#### Listed records

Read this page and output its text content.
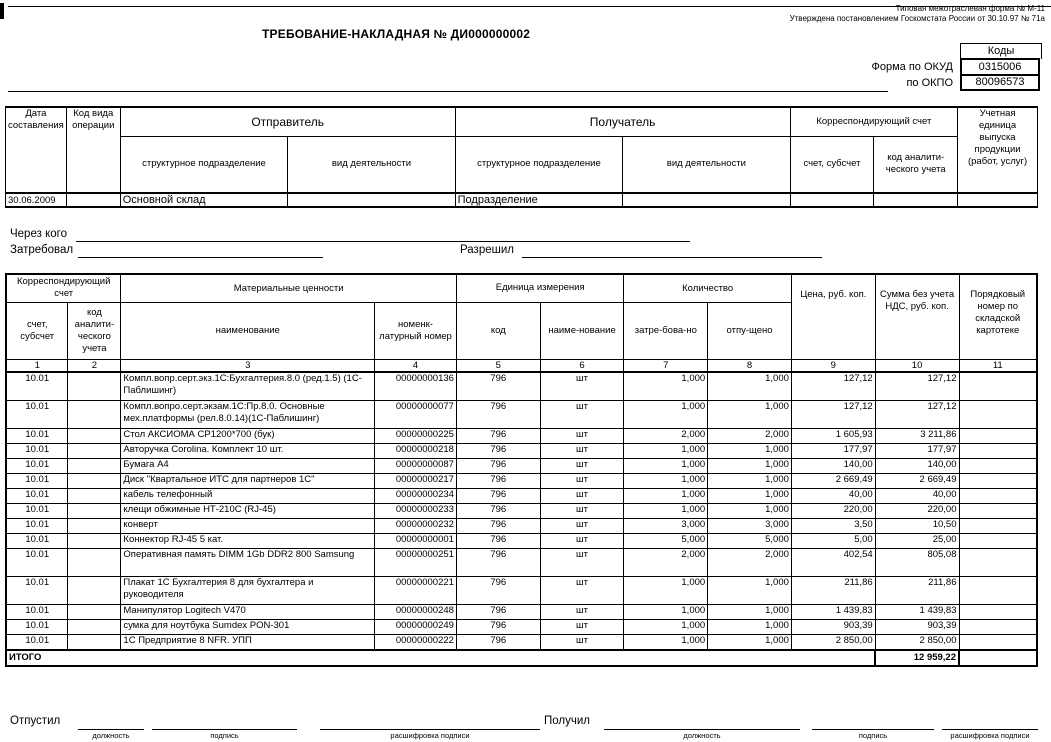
Типовая межотраслевая форма № М-11
Утверждена постановлением Госкомстата России от 30.10.97 № 71а
ТРЕБОВАНИЕ-НАКЛАДНАЯ № ДИ000000002
Коды
Форма по ОКУД	0315006
по ОКПО	80096573
Дата составления	Код вида операции	Отправитель		Получатель		Корреспондирующий счет		Учетная единица выпуска продукции (работ, услуг)
		структурное подразделение	вид деятельности	структурное подразделение	вид деятельности	счет, субсчет	код аналити-ческого учета	
30.06.2009		Основной склад		Подразделение				
Через кого
Затребовал	Разрешил
Корреспондирующий счет		Материальные ценности		Единица измерения		Количество		Цена, руб. коп.	Сумма без учета НДС, руб. коп.	Порядковый номер по складской картотеке
счет, субсчет	код аналити-ческого учета	наименование	номенк-латурный номер	код	наиме-нование	затре-бова-но	отпу-щено			
1	2	3	4	5	6	7	8	9	10	11
10.01		Компл.вопр.серт.экз.1С:Бухгалтерия.8.0 (ред.1.5) (1С-Паблишинг)	00000000136	796	шт	1,000	1,000	127,12	127,12	
10.01		Компл.вопро.серт.экзам.1С:Пр.8.0. Основные мех.платформы (рел.8.0.14)(1С-Паблишинг)	00000000077	796	шт	1,000	1,000	127,12	127,12	
10.01		Стол АКСИОМА СР1200*700 (бук)	00000000225	796	шт	2,000	2,000	1 605,93	3 211,86	
10.01		Авторучка Corolina. Комплект 10 шт.	00000000218	796	шт	1,000	1,000	177,97	177,97	
10.01		Бумага А4	00000000087	796	шт	1,000	1,000	140,00	140,00	
10.01		Диск "Квартальное ИТС для партнеров 1С"	00000000217	796	шт	1,000	1,000	2 669,49	2 669,49	
10.01		кабель телефонный	00000000234	796	шт	1,000	1,000	40,00	40,00	
10.01		клещи обжимные НТ-210С (RJ-45)	00000000233	796	шт	1,000	1,000	220,00	220,00	
10.01		конверт	00000000232	796	шт	3,000	3,000	3,50	10,50	
10.01		Коннектор RJ-45 5 кат.	00000000001	796	шт	5,000	5,000	5,00	25,00	
10.01		Оперативная память DIMM 1Gb DDR2 800 Samsung	00000000251	796	шт	2,000	2,000	402,54	805,08	
10.01		Плакат 1С Бухгалтерия 8 для бухгалтера и руководителя	00000000221	796	шт	1,000	1,000	211,86	211,86	
10.01		Манипулятор Logitech V470	00000000248	796	шт	1,000	1,000	1 439,83	1 439,83	
10.01		сумка для ноутбука Sumdex PON-301	00000000249	796	шт	1,000	1,000	903,39	903,39	
10.01		1С Предприятие 8 NFR. УПП	00000000222	796	шт	1,000	1,000	2 850,00	2 850,00	
ИТОГО									12 959,22	
Отпустил
должность	подпись	расшифровка подписи
Получил
должность	подпись	расшифровка подписи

########

Scan the entries above. Copy each line that has the string "Паблишинг".

### Complete answer
10.01		Компл.вопр.серт.экз.1С:Бухгалтерия.8.0 (ред.1.5) (1С-Паблишинг)	00000000136	796	шт	1,000	1,000	127,12	127,12	
10.01		Компл.вопро.серт.экзам.1С:Пр.8.0. Основные мех.платформы (рел.8.0.14)(1С-Паблишинг)	00000000077	796	шт	1,000	1,000	127,12	127,12	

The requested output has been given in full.